*Given instruction:* Which lines in the material below contain the word "Archive"? Copy each of them.

*Raw records:*
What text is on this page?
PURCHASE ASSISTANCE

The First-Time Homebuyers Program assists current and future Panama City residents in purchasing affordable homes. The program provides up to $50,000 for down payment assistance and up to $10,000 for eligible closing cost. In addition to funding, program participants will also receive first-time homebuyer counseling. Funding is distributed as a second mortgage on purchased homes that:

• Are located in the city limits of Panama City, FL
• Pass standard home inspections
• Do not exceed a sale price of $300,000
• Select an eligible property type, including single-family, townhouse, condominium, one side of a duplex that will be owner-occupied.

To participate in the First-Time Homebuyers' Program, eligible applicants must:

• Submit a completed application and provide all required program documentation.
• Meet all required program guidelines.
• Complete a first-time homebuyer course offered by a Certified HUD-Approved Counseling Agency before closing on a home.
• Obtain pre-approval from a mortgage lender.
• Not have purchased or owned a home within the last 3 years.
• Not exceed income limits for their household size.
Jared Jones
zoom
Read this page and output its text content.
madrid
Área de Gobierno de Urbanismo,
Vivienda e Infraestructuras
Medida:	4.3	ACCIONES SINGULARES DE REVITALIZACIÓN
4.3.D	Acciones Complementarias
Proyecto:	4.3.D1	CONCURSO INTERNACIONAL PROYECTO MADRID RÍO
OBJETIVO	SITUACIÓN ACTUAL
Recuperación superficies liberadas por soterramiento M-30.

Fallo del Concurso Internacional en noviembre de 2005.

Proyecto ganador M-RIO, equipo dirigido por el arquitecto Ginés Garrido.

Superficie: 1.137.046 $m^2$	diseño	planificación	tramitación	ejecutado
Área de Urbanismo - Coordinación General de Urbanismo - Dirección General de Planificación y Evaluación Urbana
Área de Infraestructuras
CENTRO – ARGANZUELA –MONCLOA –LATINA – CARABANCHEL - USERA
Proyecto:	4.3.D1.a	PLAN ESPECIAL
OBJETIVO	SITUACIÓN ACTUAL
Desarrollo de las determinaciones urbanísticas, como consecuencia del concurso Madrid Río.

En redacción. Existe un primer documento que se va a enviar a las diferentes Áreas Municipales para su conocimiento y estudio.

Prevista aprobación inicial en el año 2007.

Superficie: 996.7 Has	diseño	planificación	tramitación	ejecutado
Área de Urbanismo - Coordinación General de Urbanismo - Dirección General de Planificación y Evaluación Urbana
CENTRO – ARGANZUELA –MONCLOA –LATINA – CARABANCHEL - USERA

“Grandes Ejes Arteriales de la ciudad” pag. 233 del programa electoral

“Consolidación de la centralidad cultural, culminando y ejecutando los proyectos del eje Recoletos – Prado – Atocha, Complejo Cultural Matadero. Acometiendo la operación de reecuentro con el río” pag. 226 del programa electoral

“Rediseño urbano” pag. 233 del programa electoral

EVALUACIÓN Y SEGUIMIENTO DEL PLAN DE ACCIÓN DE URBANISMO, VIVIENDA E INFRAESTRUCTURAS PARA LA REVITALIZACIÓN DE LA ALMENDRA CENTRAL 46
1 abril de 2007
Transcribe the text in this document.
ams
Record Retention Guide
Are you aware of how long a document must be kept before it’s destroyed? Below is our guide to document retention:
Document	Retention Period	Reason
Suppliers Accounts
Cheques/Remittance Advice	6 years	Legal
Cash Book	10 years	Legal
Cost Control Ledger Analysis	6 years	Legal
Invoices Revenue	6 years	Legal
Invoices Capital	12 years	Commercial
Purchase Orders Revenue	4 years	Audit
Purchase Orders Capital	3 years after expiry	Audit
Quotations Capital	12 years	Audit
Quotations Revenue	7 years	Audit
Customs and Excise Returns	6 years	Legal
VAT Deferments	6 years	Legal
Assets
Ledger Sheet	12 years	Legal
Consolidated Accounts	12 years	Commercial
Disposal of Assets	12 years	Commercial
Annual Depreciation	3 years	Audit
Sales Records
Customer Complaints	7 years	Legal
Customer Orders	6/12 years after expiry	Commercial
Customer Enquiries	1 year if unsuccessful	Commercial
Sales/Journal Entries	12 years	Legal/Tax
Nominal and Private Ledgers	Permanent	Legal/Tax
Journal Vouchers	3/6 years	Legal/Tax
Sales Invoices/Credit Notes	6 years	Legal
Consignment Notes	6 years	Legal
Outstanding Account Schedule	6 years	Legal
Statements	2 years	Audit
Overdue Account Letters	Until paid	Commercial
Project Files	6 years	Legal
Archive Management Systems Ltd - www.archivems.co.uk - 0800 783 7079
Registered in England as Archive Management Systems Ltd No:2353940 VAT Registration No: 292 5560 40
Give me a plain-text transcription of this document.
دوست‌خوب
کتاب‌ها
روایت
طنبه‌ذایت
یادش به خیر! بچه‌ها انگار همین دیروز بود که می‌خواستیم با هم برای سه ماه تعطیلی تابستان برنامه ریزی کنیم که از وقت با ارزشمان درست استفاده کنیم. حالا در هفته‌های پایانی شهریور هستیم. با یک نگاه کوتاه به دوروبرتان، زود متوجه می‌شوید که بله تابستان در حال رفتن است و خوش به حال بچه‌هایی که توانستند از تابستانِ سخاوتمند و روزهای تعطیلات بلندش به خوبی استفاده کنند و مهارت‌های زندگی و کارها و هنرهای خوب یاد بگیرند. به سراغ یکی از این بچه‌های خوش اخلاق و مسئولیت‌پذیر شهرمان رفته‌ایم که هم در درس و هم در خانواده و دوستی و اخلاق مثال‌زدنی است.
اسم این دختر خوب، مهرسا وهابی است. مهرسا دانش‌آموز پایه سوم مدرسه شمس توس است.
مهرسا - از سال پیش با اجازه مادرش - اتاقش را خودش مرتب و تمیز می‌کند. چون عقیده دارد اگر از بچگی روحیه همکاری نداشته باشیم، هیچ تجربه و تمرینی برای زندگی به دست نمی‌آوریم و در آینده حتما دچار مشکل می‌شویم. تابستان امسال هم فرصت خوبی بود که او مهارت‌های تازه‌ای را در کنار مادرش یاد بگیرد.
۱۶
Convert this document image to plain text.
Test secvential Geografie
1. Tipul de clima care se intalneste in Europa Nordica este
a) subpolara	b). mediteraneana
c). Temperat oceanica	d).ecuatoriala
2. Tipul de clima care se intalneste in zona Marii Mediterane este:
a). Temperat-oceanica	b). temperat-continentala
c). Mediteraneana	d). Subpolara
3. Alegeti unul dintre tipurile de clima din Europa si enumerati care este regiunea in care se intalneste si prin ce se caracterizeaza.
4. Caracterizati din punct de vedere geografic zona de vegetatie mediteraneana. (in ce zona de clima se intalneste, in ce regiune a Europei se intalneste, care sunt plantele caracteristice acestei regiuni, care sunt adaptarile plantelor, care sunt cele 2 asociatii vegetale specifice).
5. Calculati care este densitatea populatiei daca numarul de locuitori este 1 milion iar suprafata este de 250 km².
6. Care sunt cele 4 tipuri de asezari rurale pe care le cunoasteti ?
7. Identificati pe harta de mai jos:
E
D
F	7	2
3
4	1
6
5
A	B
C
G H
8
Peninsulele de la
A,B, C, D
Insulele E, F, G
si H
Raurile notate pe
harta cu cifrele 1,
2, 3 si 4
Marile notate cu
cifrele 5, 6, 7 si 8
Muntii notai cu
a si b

*The output:*
Archive Management Systems Ltd - www.archivems.co.uk - 0800 783 7079
Registered in England as Archive Management Systems Ltd No:2353940 VAT Registration No: 292 5560 40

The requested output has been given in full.